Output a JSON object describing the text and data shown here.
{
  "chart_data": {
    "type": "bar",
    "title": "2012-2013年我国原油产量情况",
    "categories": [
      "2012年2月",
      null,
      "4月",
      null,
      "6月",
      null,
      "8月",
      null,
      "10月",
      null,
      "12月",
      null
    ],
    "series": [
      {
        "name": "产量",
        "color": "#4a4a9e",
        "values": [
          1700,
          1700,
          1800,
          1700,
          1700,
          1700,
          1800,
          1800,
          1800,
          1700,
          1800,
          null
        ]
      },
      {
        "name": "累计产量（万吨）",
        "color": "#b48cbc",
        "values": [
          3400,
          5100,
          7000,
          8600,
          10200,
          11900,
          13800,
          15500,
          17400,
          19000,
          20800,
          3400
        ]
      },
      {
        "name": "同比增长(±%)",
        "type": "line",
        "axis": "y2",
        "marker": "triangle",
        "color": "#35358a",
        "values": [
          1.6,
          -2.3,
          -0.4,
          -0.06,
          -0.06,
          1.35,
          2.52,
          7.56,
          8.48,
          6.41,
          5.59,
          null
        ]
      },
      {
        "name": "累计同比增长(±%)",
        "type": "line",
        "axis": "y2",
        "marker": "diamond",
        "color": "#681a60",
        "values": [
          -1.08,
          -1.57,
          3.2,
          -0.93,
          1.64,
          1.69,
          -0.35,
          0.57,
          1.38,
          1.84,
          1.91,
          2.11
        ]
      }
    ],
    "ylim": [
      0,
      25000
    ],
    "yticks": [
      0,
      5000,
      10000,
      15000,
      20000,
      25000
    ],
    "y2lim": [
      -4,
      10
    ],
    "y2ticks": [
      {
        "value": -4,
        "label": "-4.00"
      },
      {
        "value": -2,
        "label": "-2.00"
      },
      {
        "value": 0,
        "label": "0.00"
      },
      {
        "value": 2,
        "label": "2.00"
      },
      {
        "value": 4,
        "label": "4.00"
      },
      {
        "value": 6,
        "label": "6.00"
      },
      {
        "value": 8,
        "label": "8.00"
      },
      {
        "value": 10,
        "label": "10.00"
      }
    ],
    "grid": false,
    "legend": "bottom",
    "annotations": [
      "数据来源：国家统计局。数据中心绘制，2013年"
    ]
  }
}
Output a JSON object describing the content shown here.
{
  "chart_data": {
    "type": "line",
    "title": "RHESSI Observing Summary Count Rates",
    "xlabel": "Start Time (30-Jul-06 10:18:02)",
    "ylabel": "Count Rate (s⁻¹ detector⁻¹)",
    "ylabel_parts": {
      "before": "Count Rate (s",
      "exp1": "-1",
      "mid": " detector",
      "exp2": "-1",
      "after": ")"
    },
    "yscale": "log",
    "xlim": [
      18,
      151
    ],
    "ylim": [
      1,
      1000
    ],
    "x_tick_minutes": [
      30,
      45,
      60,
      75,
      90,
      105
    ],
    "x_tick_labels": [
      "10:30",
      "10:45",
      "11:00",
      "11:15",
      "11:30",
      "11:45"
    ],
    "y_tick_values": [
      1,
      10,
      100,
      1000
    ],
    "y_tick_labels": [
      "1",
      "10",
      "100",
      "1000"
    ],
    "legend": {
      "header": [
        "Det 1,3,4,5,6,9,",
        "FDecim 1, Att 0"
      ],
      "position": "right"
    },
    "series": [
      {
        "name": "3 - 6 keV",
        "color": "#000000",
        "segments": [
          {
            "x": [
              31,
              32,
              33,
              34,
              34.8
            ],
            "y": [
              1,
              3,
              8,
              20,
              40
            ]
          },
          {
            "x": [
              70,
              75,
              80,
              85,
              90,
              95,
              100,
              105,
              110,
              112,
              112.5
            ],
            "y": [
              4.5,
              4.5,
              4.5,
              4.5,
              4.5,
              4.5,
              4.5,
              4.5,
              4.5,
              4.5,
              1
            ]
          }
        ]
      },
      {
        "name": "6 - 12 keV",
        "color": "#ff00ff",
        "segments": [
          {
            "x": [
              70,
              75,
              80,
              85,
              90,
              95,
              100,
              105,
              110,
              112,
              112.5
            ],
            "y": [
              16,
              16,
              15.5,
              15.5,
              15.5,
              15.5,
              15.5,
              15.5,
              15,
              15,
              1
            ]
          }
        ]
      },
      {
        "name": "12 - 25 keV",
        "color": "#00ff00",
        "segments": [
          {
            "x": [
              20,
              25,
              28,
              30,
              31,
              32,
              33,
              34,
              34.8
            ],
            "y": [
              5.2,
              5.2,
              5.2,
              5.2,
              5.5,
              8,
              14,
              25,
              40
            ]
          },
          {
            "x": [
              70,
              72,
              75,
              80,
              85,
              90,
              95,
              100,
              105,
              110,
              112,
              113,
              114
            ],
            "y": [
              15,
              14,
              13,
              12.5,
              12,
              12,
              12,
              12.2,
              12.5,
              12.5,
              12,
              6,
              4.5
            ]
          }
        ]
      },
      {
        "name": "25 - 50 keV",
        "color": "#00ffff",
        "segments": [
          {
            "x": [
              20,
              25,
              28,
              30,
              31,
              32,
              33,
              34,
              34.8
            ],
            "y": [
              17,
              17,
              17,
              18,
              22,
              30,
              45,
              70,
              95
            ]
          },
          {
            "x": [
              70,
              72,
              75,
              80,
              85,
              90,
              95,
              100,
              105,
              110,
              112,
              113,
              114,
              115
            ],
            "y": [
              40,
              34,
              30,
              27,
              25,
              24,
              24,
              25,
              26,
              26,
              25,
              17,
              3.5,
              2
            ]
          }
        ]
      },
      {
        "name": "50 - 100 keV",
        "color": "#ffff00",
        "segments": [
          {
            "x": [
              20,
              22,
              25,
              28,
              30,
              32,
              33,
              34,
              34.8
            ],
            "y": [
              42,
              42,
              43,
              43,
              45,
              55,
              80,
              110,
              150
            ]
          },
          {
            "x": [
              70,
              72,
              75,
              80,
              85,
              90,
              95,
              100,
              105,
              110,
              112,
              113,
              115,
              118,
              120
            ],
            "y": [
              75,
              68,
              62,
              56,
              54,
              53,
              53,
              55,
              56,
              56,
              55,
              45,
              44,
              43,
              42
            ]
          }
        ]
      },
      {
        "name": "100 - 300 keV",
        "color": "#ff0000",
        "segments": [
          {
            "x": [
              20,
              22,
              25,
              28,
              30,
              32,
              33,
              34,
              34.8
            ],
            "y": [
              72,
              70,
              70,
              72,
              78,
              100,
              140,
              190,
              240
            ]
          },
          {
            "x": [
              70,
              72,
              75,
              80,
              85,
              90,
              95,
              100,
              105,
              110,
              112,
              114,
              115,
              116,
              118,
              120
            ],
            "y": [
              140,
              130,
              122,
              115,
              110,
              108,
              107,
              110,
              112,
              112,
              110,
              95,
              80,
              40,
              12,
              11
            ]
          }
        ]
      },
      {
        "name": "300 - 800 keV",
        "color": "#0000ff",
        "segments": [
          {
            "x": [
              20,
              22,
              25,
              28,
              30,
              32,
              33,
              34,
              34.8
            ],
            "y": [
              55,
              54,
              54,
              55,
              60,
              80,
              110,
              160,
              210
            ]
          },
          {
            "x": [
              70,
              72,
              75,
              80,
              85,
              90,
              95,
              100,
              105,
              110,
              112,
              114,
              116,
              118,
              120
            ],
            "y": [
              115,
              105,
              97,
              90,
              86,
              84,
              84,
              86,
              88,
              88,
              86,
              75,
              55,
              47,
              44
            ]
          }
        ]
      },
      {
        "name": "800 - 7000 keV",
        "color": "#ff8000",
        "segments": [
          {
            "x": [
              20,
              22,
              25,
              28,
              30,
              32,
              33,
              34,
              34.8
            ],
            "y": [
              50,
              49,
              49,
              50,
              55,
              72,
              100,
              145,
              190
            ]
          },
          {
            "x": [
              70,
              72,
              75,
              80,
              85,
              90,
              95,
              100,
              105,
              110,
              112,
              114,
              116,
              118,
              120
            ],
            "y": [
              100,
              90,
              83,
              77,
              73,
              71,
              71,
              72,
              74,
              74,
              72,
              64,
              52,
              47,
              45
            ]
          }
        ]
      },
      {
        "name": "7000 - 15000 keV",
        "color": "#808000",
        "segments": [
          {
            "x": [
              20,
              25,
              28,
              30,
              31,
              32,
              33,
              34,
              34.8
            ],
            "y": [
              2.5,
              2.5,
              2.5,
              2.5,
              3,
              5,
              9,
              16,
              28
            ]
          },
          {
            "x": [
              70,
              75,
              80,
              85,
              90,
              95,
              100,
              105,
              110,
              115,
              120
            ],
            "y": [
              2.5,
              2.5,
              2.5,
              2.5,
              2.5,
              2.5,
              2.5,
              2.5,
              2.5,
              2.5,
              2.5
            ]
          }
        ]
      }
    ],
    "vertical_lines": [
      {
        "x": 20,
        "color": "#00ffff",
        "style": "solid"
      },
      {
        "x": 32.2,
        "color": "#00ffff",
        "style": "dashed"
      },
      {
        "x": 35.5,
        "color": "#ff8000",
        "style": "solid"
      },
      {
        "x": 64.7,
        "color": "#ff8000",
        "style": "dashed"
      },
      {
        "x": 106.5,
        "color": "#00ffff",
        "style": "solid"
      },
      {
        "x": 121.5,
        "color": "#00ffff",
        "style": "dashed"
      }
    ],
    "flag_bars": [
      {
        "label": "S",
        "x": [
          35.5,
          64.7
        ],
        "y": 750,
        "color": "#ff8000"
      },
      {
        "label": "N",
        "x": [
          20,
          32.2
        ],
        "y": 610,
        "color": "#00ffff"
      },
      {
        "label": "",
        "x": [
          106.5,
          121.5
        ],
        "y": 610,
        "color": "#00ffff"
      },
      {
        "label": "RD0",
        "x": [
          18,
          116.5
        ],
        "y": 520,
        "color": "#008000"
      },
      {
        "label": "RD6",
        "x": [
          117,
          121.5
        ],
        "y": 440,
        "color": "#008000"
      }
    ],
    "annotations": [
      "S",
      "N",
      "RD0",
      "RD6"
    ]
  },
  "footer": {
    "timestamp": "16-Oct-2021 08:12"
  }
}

### Required work
From the listing above, copy all lines holding the word "describing".

### Full output
Output a JSON object describing the text and data shown here.
Output a JSON object describing the content shown here.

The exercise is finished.